TO BE DONE >>
Extract each line holding the word "score" from the entries.

EXTRACTED DATA >>
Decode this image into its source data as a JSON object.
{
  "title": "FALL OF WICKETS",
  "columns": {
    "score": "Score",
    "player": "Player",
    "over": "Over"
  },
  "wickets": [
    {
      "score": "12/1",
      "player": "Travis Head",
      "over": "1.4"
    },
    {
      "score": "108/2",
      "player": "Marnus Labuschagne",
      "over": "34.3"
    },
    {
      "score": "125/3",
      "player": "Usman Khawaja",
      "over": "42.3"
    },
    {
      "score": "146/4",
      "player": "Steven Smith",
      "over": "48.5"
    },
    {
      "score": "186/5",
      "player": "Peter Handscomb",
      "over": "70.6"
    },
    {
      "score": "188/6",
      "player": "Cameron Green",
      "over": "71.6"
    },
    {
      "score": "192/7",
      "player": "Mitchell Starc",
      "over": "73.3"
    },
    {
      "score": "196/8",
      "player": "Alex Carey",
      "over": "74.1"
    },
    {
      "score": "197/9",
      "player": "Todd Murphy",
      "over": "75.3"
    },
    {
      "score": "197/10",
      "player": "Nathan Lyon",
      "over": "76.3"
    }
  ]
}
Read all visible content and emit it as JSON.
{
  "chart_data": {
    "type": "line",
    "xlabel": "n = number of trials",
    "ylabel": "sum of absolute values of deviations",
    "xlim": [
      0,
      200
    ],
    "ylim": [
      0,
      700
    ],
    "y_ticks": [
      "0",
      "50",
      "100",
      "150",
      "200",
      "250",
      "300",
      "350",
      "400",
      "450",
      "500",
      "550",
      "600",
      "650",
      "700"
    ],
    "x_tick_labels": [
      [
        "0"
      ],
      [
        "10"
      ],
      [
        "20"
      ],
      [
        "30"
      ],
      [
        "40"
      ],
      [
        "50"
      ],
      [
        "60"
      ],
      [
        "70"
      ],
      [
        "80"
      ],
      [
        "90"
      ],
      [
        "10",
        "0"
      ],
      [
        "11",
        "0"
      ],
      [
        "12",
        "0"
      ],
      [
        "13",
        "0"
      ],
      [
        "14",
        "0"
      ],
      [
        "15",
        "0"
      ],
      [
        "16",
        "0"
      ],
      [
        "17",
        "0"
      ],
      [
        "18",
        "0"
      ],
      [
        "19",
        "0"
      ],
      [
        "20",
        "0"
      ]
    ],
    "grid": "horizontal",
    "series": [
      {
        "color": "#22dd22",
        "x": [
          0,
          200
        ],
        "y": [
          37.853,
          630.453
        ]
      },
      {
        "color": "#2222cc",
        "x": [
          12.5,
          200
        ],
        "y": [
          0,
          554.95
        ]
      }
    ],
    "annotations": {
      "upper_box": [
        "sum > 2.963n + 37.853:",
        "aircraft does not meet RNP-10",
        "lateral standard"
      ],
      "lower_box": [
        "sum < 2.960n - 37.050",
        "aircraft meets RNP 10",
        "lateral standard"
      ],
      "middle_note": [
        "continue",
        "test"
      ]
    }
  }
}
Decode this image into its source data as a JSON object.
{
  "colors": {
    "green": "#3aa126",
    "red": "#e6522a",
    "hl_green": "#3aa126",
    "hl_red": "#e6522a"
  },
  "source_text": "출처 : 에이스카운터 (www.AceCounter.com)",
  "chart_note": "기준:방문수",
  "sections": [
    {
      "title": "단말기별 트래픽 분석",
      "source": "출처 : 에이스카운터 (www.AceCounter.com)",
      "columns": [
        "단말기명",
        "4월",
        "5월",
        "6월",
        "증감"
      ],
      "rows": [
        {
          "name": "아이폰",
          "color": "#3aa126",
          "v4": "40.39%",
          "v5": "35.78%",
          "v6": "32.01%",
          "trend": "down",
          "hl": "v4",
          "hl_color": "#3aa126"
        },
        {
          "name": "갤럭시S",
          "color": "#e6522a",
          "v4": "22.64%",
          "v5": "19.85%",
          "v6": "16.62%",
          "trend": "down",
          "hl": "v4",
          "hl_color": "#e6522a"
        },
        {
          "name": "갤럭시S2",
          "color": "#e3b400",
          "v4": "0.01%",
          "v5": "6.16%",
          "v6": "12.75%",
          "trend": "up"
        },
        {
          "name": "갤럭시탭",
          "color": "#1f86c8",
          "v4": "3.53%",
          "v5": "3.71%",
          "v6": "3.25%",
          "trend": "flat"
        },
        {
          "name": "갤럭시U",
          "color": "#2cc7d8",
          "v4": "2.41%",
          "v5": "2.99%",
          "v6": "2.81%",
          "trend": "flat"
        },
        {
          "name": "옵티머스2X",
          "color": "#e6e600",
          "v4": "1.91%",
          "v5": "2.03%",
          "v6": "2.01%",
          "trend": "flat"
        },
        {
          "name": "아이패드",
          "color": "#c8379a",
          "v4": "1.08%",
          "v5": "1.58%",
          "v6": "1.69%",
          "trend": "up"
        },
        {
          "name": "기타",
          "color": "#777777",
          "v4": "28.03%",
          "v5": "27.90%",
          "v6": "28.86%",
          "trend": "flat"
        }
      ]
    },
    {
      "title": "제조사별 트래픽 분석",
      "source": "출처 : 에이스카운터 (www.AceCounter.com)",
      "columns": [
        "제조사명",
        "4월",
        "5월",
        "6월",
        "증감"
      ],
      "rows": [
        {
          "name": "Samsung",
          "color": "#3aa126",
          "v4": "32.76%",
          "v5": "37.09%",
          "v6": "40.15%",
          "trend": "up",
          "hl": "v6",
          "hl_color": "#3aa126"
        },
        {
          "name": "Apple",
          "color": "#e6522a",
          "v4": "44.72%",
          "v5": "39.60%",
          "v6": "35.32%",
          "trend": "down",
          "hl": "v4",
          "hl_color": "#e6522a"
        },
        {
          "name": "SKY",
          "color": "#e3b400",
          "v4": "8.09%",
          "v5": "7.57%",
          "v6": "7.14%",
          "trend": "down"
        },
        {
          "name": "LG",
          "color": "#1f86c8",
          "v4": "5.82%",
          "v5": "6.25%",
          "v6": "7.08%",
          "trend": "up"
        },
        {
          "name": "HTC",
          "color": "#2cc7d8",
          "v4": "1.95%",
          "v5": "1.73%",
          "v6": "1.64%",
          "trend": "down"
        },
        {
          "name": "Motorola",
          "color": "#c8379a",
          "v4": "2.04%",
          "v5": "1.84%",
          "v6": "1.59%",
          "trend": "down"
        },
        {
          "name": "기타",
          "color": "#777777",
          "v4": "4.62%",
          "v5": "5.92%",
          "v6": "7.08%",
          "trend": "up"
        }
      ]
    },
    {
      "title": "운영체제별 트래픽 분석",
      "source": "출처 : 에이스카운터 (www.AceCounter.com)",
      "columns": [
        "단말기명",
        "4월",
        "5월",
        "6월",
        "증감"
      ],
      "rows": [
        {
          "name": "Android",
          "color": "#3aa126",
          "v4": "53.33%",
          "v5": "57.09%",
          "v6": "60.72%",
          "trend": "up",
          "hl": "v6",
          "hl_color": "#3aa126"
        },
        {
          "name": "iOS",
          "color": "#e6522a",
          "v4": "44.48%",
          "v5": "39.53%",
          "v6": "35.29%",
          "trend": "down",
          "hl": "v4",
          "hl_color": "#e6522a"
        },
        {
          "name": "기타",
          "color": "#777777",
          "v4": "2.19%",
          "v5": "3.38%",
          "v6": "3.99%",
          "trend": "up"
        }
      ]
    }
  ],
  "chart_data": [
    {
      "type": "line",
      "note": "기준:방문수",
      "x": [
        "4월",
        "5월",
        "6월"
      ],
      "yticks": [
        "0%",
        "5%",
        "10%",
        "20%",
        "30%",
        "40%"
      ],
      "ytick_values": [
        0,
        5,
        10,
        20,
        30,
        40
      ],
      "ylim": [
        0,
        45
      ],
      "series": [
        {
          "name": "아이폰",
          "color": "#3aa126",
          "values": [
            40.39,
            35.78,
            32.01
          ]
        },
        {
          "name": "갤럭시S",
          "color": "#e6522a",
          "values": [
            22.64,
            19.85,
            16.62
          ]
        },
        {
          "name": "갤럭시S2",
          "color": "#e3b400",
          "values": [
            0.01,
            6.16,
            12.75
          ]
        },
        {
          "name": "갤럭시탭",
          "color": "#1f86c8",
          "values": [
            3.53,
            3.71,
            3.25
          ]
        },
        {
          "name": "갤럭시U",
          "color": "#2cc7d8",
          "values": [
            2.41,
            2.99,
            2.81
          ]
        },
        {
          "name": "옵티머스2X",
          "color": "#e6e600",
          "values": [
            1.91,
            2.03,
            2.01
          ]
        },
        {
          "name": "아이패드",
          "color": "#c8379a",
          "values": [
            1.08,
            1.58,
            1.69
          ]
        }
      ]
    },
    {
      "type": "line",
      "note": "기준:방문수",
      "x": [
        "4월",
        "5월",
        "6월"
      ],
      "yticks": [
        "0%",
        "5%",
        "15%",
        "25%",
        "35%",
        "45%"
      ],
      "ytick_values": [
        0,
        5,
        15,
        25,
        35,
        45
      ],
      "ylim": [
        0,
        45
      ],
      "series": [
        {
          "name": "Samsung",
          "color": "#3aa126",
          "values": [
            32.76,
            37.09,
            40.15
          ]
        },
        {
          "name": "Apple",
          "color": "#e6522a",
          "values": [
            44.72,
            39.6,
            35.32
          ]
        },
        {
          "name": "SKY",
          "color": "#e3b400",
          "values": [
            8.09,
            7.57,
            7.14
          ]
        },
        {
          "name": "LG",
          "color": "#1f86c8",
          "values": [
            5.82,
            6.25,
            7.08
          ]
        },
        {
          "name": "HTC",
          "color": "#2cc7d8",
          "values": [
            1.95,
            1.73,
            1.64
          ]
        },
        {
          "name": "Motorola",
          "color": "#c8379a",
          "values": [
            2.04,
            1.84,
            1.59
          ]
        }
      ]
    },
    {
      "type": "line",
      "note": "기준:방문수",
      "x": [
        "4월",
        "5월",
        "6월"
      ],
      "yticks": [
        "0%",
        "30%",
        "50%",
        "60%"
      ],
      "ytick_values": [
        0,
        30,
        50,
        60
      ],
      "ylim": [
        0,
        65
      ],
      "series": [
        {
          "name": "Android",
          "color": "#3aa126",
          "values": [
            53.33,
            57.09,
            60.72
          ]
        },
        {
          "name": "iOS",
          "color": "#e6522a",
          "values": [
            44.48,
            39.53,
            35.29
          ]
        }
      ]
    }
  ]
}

SOLUTION FOR THIS PROBLEM >>
    "score": "Score",
      "score": "12/1",
      "score": "108/2",
      "score": "125/3",
      "score": "146/4",
      "score": "186/5",
      "score": "188/6",
      "score": "192/7",
      "score": "196/8",
      "score": "197/9",
      "score": "197/10",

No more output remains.